**Exercise directions:** Leave out any picture and return the remaining listing below exactly as given.

>> begin Provided data

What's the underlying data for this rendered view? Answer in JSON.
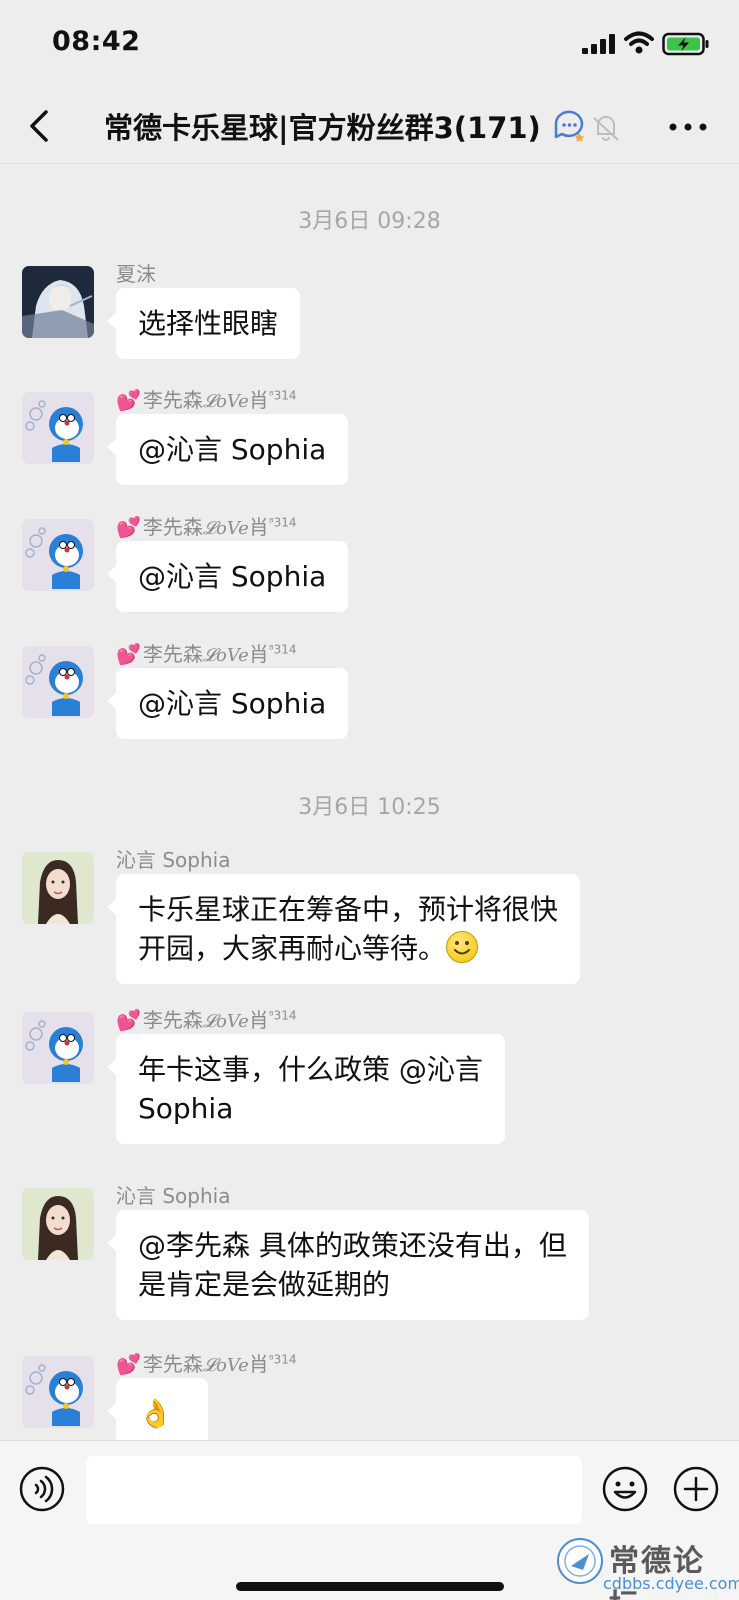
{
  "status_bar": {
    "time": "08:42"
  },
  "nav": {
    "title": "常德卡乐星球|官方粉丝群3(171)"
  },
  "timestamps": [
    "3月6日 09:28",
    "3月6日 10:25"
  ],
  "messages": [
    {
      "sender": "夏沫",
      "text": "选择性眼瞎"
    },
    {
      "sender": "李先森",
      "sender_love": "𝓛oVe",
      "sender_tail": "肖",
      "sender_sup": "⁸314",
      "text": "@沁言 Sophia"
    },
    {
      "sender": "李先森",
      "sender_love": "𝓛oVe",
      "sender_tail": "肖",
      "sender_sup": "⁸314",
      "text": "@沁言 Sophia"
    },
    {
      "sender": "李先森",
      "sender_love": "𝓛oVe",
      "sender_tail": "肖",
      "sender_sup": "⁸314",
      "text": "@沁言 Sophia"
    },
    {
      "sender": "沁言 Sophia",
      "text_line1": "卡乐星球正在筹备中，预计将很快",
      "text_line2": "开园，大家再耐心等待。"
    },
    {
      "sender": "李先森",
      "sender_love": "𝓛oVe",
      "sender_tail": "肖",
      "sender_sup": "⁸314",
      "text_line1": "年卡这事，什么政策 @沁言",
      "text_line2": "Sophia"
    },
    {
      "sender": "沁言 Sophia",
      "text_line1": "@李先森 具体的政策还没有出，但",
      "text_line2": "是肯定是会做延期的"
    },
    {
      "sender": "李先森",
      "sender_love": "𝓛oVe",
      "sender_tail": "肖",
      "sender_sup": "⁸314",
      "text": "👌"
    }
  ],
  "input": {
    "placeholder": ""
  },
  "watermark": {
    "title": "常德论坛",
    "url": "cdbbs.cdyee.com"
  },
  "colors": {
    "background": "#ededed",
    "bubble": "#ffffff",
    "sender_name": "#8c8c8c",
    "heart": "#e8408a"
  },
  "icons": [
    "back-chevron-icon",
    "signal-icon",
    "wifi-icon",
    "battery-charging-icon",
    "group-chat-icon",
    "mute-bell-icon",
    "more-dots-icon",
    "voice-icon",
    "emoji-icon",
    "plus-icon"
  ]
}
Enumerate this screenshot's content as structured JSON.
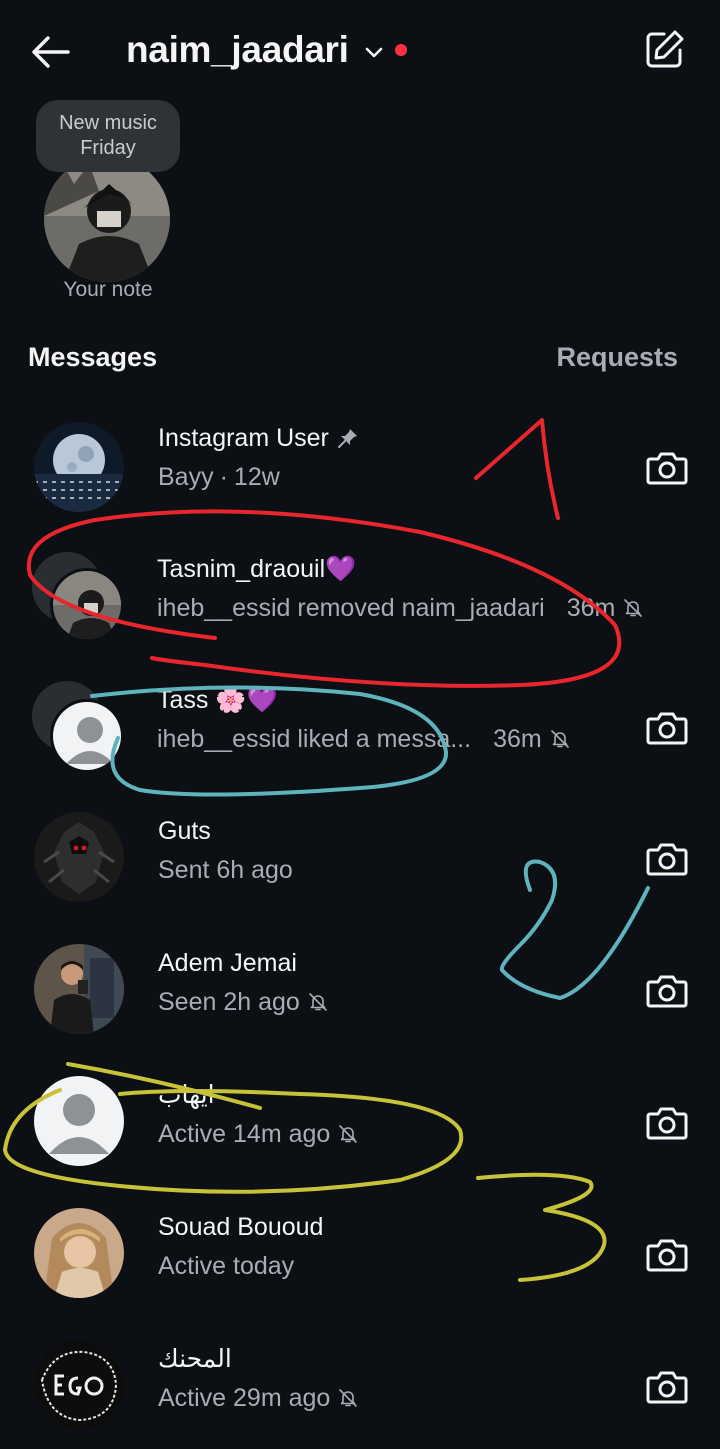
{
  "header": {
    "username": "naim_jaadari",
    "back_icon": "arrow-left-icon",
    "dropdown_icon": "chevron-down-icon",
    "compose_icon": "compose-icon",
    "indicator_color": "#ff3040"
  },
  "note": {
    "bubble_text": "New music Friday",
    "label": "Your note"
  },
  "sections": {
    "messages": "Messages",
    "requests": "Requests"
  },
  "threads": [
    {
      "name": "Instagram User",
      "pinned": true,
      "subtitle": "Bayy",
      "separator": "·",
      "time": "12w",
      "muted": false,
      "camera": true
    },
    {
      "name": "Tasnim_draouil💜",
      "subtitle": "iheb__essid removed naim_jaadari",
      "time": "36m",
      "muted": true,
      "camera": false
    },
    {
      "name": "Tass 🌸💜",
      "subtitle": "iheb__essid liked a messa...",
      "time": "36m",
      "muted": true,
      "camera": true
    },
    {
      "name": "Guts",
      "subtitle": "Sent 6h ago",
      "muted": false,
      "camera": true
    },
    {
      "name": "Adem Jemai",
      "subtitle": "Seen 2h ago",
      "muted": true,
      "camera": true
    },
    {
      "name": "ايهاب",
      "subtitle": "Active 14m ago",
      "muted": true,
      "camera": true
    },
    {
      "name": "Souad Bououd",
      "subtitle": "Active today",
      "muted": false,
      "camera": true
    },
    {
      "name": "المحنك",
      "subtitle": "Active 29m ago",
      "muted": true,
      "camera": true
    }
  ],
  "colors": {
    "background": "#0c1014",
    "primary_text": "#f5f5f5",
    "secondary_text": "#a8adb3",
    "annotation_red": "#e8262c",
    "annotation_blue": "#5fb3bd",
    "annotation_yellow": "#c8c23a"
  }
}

>> end Provided data

**Answer for the task:**
What's the underlying data for this rendered view? Answer in JSON.
{
  "status_bar": {
    "time": "08:42"
  },
  "nav": {
    "title": "常德卡乐星球|官方粉丝群3(171)"
  },
  "timestamps": [
    "3月6日 09:28",
    "3月6日 10:25"
  ],
  "messages": [
    {
      "sender": "夏沫",
      "text": "选择性眼瞎"
    },
    {
      "sender": "李先森",
      "sender_love": "𝓛oVe",
      "sender_tail": "肖",
      "sender_sup": "⁸314",
      "text": "@沁言 Sophia"
    },
    {
      "sender": "李先森",
      "sender_love": "𝓛oVe",
      "sender_tail": "肖",
      "sender_sup": "⁸314",
      "text": "@沁言 Sophia"
    },
    {
      "sender": "李先森",
      "sender_love": "𝓛oVe",
      "sender_tail": "肖",
      "sender_sup": "⁸314",
      "text": "@沁言 Sophia"
    },
    {
      "sender": "沁言 Sophia",
      "text_line1": "卡乐星球正在筹备中，预计将很快",
      "text_line2": "开园，大家再耐心等待。"
    },
    {
      "sender": "李先森",
      "sender_love": "𝓛oVe",
      "sender_tail": "肖",
      "sender_sup": "⁸314",
      "text_line1": "年卡这事，什么政策 @沁言",
      "text_line2": "Sophia"
    },
    {
      "sender": "沁言 Sophia",
      "text_line1": "@李先森 具体的政策还没有出，但",
      "text_line2": "是肯定是会做延期的"
    },
    {
      "sender": "李先森",
      "sender_love": "𝓛oVe",
      "sender_tail": "肖",
      "sender_sup": "⁸314",
      "text": "👌"
    }
  ],
  "input": {
    "placeholder": ""
  },
  "watermark": {
    "title": "常德论坛",
    "url": "cdbbs.cdyee.com"
  },
  "colors": {
    "background": "#ededed",
    "bubble": "#ffffff",
    "sender_name": "#8c8c8c",
    "heart": "#e8408a"
  },
  "icons": [
    "back-chevron-icon",
    "signal-icon",
    "wifi-icon",
    "battery-charging-icon",
    "group-chat-icon",
    "mute-bell-icon",
    "more-dots-icon",
    "voice-icon",
    "emoji-icon",
    "plus-icon"
  ]
}
Enumerate this screenshot's content as structured JSON.
{
  "header": {
    "username": "naim_jaadari",
    "back_icon": "arrow-left-icon",
    "dropdown_icon": "chevron-down-icon",
    "compose_icon": "compose-icon",
    "indicator_color": "#ff3040"
  },
  "note": {
    "bubble_text": "New music Friday",
    "label": "Your note"
  },
  "sections": {
    "messages": "Messages",
    "requests": "Requests"
  },
  "threads": [
    {
      "name": "Instagram User",
      "pinned": true,
      "subtitle": "Bayy",
      "separator": "·",
      "time": "12w",
      "muted": false,
      "camera": true
    },
    {
      "name": "Tasnim_draouil💜",
      "subtitle": "iheb__essid removed naim_jaadari",
      "time": "36m",
      "muted": true,
      "camera": false
    },
    {
      "name": "Tass 🌸💜",
      "subtitle": "iheb__essid liked a messa...",
      "time": "36m",
      "muted": true,
      "camera": true
    },
    {
      "name": "Guts",
      "subtitle": "Sent 6h ago",
      "muted": false,
      "camera": true
    },
    {
      "name": "Adem Jemai",
      "subtitle": "Seen 2h ago",
      "muted": true,
      "camera": true
    },
    {
      "name": "ايهاب",
      "subtitle": "Active 14m ago",
      "muted": true,
      "camera": true
    },
    {
      "name": "Souad Bououd",
      "subtitle": "Active today",
      "muted": false,
      "camera": true
    },
    {
      "name": "المحنك",
      "subtitle": "Active 29m ago",
      "muted": true,
      "camera": true
    }
  ],
  "colors": {
    "background": "#0c1014",
    "primary_text": "#f5f5f5",
    "secondary_text": "#a8adb3",
    "annotation_red": "#e8262c",
    "annotation_blue": "#5fb3bd",
    "annotation_yellow": "#c8c23a"
  }
}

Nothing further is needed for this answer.